[Collected data]
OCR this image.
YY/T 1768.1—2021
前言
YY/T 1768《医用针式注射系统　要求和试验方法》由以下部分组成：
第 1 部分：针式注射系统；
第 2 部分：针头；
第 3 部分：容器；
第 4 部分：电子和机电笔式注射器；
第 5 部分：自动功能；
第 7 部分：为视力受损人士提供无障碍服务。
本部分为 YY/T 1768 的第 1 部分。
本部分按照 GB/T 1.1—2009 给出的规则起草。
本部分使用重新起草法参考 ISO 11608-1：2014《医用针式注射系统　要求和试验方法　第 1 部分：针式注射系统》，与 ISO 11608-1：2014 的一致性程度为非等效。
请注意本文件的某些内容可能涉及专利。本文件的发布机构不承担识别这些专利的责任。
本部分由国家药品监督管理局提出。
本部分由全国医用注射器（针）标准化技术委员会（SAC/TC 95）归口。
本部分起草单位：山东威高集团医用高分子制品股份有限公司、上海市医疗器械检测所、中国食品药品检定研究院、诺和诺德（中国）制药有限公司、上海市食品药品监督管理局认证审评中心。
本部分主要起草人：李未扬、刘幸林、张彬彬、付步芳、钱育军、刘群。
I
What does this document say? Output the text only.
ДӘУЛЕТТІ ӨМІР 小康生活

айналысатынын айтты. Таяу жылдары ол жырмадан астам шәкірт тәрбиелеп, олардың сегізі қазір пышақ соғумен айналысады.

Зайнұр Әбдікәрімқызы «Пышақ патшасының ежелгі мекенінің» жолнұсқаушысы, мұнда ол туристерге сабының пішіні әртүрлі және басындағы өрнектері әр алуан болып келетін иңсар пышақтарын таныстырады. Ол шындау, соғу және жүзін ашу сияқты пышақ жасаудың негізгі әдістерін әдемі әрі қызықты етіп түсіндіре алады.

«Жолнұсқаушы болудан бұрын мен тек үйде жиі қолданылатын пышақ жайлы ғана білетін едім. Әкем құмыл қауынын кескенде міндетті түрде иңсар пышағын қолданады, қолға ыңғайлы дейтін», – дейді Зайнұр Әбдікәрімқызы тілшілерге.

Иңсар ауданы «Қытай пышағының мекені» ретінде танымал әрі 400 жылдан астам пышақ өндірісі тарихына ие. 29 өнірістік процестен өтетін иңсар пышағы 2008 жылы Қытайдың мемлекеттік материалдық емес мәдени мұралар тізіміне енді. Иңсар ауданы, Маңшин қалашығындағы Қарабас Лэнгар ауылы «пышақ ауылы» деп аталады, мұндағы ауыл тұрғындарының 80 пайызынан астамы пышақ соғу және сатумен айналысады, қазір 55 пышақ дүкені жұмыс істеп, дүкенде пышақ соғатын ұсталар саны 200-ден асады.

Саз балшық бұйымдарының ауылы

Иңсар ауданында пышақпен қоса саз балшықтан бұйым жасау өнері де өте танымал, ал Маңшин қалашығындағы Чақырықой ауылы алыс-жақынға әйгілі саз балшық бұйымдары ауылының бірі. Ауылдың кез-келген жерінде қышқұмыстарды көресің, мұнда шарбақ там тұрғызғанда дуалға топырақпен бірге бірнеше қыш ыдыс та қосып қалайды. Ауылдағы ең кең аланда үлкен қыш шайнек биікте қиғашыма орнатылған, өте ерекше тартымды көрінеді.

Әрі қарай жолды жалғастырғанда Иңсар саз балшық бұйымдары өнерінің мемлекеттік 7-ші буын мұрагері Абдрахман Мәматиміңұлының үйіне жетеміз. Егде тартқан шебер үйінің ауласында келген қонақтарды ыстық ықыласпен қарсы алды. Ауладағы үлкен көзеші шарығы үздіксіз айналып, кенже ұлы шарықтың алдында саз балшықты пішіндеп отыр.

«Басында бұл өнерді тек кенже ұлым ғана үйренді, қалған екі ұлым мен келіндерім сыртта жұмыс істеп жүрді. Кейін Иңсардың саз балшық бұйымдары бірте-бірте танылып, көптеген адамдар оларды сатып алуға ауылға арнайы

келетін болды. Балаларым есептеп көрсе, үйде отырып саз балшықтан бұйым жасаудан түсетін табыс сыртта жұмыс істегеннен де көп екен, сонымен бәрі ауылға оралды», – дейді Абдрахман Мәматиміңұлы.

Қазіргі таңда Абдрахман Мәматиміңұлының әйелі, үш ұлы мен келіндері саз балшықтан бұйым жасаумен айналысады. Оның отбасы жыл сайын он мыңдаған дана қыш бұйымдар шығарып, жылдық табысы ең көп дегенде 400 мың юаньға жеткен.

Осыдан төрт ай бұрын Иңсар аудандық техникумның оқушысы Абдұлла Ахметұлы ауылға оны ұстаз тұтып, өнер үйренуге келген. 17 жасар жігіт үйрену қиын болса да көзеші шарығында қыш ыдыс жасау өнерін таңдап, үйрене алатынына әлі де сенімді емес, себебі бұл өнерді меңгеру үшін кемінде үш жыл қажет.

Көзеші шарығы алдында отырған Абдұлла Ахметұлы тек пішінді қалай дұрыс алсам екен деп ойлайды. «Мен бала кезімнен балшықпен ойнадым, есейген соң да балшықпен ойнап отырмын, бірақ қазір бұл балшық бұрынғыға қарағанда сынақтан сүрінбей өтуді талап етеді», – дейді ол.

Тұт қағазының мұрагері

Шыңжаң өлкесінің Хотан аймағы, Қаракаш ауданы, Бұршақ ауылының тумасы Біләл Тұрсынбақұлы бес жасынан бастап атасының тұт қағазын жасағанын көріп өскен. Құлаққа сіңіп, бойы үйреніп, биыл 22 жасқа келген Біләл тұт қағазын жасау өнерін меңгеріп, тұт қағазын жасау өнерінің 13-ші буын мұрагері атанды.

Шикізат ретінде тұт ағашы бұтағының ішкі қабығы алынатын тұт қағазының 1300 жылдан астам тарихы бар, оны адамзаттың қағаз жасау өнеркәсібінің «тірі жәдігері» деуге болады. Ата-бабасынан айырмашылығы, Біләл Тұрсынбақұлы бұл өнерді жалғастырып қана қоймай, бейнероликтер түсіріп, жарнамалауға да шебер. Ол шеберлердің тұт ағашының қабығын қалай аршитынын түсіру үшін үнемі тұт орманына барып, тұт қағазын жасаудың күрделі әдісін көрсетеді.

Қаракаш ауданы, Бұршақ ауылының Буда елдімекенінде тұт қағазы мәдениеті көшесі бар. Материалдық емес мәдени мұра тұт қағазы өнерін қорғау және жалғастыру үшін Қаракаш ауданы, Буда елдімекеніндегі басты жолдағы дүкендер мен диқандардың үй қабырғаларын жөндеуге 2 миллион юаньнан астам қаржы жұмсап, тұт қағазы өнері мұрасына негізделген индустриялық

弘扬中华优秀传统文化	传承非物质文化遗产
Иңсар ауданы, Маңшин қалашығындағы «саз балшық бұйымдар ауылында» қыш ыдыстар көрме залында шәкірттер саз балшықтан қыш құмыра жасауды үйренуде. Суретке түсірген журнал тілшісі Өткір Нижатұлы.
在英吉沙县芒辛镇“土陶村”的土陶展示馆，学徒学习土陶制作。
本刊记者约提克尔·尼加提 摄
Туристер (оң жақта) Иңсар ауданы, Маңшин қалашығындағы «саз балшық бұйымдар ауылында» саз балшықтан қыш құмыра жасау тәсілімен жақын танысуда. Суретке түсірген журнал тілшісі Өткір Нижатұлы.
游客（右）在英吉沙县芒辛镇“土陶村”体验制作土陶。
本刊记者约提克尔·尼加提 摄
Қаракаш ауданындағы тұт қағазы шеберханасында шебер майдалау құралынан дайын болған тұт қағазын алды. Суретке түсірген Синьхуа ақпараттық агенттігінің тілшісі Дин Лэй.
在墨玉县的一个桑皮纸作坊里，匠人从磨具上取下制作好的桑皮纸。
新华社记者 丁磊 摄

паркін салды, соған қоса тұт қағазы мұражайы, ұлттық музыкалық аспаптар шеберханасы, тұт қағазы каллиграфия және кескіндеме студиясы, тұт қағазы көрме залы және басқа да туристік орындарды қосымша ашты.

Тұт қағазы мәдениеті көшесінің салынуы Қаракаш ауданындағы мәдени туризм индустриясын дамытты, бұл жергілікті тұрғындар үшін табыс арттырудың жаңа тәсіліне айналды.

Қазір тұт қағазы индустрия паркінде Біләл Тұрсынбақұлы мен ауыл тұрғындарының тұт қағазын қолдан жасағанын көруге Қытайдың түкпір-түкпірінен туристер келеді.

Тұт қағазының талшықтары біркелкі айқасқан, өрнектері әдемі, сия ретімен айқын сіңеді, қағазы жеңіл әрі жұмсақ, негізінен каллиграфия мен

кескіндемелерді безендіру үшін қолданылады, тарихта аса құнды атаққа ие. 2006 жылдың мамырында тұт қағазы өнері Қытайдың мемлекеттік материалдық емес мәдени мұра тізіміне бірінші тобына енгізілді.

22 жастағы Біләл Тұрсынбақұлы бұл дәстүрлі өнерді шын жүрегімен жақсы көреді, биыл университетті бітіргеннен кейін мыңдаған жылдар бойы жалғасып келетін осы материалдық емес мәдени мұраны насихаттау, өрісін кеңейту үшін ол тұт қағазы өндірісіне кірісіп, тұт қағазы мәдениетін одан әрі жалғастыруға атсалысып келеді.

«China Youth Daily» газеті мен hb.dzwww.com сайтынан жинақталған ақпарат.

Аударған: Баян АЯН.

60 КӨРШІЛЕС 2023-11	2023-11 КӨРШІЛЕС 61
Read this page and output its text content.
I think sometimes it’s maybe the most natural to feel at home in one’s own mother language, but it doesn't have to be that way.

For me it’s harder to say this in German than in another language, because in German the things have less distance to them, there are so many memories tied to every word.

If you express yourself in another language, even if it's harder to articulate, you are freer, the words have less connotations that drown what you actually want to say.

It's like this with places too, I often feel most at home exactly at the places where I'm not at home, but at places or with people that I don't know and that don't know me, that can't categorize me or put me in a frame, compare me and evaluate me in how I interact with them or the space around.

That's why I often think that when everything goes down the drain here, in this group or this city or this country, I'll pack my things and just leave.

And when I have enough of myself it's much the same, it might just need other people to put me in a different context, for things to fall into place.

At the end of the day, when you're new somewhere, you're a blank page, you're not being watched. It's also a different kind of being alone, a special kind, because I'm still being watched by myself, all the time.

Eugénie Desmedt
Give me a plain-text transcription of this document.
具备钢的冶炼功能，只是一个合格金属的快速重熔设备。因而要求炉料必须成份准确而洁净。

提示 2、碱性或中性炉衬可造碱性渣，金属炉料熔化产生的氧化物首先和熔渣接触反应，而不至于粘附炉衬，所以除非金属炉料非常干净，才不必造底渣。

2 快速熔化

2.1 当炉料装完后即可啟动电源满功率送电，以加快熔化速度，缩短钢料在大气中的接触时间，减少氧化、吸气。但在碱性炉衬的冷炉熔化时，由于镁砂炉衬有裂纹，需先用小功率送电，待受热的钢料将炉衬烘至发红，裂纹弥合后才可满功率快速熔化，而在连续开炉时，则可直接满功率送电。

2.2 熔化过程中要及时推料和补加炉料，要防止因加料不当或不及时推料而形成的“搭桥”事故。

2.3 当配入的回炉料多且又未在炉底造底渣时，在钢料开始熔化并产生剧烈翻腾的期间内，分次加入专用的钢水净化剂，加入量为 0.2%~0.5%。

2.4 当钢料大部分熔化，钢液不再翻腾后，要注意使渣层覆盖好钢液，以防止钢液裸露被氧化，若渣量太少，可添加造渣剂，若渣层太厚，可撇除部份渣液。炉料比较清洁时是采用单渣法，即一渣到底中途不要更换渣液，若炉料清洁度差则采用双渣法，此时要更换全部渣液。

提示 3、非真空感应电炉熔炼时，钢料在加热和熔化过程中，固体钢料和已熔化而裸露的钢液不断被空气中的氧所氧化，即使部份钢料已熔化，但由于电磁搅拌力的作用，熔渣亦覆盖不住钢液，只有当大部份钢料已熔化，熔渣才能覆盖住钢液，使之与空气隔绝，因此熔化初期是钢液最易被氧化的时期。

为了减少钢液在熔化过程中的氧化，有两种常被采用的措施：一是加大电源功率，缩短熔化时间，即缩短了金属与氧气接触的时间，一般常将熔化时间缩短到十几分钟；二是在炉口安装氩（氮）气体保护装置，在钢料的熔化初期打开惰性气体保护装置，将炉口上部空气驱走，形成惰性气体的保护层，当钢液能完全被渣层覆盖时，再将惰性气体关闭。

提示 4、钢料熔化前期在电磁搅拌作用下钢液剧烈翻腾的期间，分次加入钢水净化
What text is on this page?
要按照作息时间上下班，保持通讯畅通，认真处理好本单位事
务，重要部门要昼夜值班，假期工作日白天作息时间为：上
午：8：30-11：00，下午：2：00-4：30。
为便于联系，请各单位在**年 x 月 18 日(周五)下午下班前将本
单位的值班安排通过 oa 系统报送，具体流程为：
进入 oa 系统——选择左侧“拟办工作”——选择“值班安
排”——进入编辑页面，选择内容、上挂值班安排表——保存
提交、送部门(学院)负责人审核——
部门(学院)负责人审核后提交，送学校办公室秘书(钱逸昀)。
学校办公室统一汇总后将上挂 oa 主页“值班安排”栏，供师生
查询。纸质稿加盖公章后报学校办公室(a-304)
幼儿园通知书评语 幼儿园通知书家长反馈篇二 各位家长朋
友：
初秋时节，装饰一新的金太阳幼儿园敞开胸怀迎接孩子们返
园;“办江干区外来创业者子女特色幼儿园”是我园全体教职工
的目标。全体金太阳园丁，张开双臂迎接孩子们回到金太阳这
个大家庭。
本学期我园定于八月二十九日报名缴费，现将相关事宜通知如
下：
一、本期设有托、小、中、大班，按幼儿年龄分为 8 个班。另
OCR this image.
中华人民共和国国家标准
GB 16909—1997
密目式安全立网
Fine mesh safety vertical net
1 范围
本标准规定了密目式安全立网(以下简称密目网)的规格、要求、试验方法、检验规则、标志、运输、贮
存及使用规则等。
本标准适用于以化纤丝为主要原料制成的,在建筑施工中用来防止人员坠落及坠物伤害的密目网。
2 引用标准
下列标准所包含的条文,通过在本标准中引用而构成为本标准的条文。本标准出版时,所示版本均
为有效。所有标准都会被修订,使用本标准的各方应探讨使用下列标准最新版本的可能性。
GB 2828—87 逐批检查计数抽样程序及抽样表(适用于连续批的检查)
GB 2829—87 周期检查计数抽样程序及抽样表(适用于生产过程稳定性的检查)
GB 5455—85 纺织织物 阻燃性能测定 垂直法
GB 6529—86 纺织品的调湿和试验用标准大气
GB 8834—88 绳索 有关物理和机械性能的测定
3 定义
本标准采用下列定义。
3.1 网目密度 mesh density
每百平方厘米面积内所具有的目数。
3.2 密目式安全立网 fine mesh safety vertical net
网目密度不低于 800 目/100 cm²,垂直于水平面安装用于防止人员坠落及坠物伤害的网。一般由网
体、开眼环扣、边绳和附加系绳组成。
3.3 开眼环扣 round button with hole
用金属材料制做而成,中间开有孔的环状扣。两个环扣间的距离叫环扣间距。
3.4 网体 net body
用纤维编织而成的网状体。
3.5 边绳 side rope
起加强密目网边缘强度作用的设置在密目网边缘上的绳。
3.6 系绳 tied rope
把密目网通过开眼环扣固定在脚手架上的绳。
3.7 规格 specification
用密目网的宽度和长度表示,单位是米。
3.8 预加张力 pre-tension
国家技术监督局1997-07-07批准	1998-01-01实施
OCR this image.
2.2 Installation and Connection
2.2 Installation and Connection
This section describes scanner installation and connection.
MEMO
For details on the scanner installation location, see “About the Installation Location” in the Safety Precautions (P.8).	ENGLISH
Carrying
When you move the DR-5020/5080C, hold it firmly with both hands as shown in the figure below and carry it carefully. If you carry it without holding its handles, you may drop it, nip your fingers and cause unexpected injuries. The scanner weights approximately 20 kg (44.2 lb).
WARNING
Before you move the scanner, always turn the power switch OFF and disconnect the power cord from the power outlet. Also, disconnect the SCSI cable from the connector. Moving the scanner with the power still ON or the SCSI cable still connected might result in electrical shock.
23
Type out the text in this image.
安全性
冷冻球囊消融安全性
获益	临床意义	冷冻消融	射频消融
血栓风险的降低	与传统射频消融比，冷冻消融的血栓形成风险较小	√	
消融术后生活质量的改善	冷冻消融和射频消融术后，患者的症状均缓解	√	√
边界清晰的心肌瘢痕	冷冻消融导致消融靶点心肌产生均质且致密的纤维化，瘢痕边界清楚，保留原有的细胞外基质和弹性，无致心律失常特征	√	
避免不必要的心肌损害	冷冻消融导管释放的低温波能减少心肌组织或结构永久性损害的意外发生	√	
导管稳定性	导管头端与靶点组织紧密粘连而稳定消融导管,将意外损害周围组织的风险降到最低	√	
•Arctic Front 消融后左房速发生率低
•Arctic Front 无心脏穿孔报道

Aim ▸
From the listing, tally every line with the word "сыртта" in it and give only the tally.

Solution ▸
2